* Exercise prompt *
Copy out each line below exactly as it appears.
-- Provided information start --
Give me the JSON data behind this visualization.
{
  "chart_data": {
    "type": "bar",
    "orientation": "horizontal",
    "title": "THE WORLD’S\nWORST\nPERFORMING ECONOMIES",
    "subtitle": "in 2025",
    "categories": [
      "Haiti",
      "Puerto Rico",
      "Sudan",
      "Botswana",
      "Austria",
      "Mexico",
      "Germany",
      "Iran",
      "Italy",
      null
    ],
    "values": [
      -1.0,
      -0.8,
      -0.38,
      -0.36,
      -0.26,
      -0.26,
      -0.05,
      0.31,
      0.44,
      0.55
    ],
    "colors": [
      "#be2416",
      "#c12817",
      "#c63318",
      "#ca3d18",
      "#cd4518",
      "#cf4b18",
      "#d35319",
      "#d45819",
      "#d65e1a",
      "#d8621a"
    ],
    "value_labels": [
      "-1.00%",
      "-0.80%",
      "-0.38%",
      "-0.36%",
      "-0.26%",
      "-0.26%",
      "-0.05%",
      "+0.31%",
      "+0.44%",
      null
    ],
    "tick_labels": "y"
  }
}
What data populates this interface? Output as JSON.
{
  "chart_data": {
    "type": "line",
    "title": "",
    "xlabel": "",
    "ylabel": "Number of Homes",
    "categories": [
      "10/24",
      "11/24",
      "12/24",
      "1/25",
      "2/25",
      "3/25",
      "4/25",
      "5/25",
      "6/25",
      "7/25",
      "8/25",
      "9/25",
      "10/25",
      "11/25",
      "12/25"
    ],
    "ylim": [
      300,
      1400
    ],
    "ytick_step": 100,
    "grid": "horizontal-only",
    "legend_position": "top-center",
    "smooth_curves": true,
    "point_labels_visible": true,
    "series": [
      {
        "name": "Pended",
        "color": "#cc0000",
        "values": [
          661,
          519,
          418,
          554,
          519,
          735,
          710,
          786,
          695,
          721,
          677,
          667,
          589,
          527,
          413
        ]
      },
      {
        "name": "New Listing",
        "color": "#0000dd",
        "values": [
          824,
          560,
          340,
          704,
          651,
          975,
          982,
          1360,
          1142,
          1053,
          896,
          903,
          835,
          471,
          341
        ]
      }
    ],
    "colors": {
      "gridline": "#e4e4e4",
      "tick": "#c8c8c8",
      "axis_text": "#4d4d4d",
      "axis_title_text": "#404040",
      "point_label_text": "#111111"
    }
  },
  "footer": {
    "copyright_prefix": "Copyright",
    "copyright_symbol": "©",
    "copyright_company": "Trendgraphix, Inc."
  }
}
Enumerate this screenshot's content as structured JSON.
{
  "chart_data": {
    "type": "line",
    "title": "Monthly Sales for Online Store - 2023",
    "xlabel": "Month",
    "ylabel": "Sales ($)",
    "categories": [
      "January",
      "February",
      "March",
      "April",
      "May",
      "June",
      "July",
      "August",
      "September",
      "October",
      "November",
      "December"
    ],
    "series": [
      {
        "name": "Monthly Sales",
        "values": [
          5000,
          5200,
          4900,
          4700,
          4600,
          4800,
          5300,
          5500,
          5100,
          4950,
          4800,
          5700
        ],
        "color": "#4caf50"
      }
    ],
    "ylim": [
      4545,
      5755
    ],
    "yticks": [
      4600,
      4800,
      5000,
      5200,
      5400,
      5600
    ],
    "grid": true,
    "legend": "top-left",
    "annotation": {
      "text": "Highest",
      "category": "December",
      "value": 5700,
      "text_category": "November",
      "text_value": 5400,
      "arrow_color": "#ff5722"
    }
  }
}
-- Provided information end --
* Expected output *
Give me the JSON data behind this visualization.
{
  "chart_data": {
    "type": "bar",
    "orientation": "horizontal",
    "title": "THE WORLD’S\nWORST\nPERFORMING ECONOMIES",
    "subtitle": "in 2025",
    "categories": [
      "Haiti",
      "Puerto Rico",
      "Sudan",
      "Botswana",
      "Austria",
      "Mexico",
      "Germany",
      "Iran",
      "Italy",
      null
    ],
    "values": [
      -1.0,
      -0.8,
      -0.38,
      -0.36,
      -0.26,
      -0.26,
      -0.05,
      0.31,
      0.44,
      0.55
    ],
    "colors": [
      "#be2416",
      "#c12817",
      "#c63318",
      "#ca3d18",
      "#cd4518",
      "#cf4b18",
      "#d35319",
      "#d45819",
      "#d65e1a",
      "#d8621a"
    ],
    "value_labels": [
      "-1.00%",
      "-0.80%",
      "-0.38%",
      "-0.36%",
      "-0.26%",
      "-0.26%",
      "-0.05%",
      "+0.31%",
      "+0.44%",
      null
    ],
    "tick_labels": "y"
  }
}
What data populates this interface? Output as JSON.
{
  "chart_data": {
    "type": "line",
    "title": "",
    "xlabel": "",
    "ylabel": "Number of Homes",
    "categories": [
      "10/24",
      "11/24",
      "12/24",
      "1/25",
      "2/25",
      "3/25",
      "4/25",
      "5/25",
      "6/25",
      "7/25",
      "8/25",
      "9/25",
      "10/25",
      "11/25",
      "12/25"
    ],
    "ylim": [
      300,
      1400
    ],
    "ytick_step": 100,
    "grid": "horizontal-only",
    "legend_position": "top-center",
    "smooth_curves": true,
    "point_labels_visible": true,
    "series": [
      {
        "name": "Pended",
        "color": "#cc0000",
        "values": [
          661,
          519,
          418,
          554,
          519,
          735,
          710,
          786,
          695,
          721,
          677,
          667,
          589,
          527,
          413
        ]
      },
      {
        "name": "New Listing",
        "color": "#0000dd",
        "values": [
          824,
          560,
          340,
          704,
          651,
          975,
          982,
          1360,
          1142,
          1053,
          896,
          903,
          835,
          471,
          341
        ]
      }
    ],
    "colors": {
      "gridline": "#e4e4e4",
      "tick": "#c8c8c8",
      "axis_text": "#4d4d4d",
      "axis_title_text": "#404040",
      "point_label_text": "#111111"
    }
  },
  "footer": {
    "copyright_prefix": "Copyright",
    "copyright_symbol": "©",
    "copyright_company": "Trendgraphix, Inc."
  }
}
Enumerate this screenshot's content as structured JSON.
{
  "chart_data": {
    "type": "line",
    "title": "Monthly Sales for Online Store - 2023",
    "xlabel": "Month",
    "ylabel": "Sales ($)",
    "categories": [
      "January",
      "February",
      "March",
      "April",
      "May",
      "June",
      "July",
      "August",
      "September",
      "October",
      "November",
      "December"
    ],
    "series": [
      {
        "name": "Monthly Sales",
        "values": [
          5000,
          5200,
          4900,
          4700,
          4600,
          4800,
          5300,
          5500,
          5100,
          4950,
          4800,
          5700
        ],
        "color": "#4caf50"
      }
    ],
    "ylim": [
      4545,
      5755
    ],
    "yticks": [
      4600,
      4800,
      5000,
      5200,
      5400,
      5600
    ],
    "grid": true,
    "legend": "top-left",
    "annotation": {
      "text": "Highest",
      "category": "December",
      "value": 5700,
      "text_category": "November",
      "text_value": 5400,
      "arrow_color": "#ff5722"
    }
  }
}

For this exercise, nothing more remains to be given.